§ **WORK REQUIRED**: Your task is to filter the data below down to the lines holding "selected".

** START RECORDS FOR THIS EXERCISE **

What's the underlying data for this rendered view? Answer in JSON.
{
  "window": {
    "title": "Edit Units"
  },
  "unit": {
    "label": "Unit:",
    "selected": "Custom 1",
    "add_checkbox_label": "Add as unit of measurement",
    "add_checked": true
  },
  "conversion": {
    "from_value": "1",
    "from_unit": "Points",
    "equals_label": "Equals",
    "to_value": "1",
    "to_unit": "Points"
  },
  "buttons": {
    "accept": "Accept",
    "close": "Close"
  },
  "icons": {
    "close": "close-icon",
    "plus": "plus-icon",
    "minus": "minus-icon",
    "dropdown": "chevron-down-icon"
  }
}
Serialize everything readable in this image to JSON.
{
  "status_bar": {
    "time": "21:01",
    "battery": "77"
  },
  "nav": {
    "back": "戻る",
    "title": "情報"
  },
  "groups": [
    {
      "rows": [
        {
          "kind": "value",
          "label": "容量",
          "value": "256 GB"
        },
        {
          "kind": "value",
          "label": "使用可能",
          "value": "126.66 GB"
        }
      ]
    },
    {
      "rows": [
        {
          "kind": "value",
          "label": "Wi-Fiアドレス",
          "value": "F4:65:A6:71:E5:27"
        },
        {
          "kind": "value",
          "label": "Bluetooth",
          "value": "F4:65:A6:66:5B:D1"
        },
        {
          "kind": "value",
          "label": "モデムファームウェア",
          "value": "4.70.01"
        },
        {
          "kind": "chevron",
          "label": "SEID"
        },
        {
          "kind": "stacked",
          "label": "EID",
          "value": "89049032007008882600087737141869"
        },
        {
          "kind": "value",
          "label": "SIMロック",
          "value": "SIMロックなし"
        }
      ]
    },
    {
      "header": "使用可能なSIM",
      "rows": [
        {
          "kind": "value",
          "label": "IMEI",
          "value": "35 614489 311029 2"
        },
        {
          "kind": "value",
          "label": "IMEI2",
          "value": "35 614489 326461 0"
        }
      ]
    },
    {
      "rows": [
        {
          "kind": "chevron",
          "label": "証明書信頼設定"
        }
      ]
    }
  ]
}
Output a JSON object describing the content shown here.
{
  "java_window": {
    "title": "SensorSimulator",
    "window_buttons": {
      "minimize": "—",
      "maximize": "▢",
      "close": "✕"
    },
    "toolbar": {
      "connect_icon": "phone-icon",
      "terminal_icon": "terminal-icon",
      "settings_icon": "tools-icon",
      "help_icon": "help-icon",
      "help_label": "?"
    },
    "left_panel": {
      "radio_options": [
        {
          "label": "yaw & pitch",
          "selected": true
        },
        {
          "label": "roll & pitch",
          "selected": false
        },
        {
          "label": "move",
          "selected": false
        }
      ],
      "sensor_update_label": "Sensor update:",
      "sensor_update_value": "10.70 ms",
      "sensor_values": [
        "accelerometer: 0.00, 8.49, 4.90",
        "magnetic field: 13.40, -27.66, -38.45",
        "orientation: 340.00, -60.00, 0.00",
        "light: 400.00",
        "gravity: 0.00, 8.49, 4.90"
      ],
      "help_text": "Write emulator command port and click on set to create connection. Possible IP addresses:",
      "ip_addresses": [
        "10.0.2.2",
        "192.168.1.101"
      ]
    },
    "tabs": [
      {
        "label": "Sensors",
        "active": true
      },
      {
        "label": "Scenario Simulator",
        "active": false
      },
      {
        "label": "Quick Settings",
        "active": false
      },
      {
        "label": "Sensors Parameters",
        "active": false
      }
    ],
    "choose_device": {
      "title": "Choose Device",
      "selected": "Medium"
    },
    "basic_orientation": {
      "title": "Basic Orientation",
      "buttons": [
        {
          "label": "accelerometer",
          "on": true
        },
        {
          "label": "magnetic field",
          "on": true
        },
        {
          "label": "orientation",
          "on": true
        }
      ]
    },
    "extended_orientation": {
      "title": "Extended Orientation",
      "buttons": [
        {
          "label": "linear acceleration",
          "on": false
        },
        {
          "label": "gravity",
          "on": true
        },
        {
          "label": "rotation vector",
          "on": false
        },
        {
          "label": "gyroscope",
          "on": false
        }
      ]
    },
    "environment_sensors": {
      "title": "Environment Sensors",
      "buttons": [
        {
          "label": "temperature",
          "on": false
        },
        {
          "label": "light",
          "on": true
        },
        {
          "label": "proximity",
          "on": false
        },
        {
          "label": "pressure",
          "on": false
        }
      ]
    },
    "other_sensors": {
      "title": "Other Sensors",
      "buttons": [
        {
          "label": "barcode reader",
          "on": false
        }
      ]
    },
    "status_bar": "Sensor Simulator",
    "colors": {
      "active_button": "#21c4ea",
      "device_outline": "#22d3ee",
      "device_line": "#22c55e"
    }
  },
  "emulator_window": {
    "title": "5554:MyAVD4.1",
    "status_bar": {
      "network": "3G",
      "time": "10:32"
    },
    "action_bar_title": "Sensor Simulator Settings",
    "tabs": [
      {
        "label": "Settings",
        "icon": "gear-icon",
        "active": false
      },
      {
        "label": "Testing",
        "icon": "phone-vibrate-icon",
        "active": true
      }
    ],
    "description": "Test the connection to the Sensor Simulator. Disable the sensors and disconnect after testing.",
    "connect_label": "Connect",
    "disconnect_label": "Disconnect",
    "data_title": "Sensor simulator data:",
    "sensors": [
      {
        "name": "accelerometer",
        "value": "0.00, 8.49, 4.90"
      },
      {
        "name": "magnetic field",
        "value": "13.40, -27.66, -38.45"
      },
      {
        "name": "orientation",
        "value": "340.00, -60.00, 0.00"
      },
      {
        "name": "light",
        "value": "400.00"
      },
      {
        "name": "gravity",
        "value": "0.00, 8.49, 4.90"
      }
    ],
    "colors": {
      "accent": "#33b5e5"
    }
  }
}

** END RECORDS FOR THIS EXERCISE **
** START RECORDS FOR THIS EXERCISE **

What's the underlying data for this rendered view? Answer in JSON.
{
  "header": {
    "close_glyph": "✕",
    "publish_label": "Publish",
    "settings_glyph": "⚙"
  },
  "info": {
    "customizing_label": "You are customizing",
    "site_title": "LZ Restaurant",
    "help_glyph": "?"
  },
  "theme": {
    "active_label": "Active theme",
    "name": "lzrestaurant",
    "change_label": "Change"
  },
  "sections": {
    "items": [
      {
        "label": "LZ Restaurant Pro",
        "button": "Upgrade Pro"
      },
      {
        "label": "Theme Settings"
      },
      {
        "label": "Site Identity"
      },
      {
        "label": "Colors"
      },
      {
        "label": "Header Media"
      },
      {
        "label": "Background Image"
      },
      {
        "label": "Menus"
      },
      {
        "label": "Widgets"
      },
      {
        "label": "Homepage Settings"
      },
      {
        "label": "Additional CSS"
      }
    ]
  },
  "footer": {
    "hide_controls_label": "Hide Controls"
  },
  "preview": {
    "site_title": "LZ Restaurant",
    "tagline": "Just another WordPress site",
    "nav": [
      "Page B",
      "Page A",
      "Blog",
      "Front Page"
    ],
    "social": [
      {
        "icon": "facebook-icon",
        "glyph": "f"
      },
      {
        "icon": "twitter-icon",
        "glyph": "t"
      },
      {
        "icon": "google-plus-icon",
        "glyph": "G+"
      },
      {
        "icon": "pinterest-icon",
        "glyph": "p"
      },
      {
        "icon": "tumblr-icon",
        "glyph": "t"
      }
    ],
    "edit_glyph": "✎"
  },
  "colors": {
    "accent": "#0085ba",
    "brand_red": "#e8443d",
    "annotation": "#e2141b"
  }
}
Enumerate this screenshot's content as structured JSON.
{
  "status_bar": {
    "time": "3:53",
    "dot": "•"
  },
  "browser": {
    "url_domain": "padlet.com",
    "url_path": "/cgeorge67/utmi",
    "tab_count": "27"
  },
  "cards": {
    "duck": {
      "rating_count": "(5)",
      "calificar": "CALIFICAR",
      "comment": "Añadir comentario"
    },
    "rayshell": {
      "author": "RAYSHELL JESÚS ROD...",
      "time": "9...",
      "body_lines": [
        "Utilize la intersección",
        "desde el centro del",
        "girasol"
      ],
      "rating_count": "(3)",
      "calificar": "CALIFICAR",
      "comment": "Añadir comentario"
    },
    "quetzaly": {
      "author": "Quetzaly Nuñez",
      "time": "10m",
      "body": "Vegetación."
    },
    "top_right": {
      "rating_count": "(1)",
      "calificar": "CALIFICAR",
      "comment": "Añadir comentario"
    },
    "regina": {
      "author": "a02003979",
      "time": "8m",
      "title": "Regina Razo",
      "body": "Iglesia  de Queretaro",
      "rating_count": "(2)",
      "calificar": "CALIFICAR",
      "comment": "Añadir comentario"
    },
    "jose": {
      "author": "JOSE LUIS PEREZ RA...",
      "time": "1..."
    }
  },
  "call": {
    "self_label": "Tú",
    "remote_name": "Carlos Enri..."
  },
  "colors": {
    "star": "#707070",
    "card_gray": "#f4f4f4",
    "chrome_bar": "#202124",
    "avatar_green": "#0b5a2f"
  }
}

** END RECORDS FOR THIS EXERCISE **
** START RECORDS FOR THIS EXERCISE **

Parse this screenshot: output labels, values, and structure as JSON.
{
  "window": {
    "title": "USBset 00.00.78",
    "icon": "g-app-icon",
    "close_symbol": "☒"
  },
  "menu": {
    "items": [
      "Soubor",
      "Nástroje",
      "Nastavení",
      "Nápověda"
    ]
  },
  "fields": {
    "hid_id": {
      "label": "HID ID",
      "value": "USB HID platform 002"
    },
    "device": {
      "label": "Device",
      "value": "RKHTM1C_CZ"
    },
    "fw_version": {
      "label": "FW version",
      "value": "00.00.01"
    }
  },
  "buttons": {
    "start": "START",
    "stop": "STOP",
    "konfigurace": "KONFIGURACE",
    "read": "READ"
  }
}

** END RECORDS FOR THIS EXERCISE **

§ **ANSWER TO THE TASK**:
    "selected": "Custom 1",
          "selected": true
          "selected": false
          "selected": false
      "selected": "Medium"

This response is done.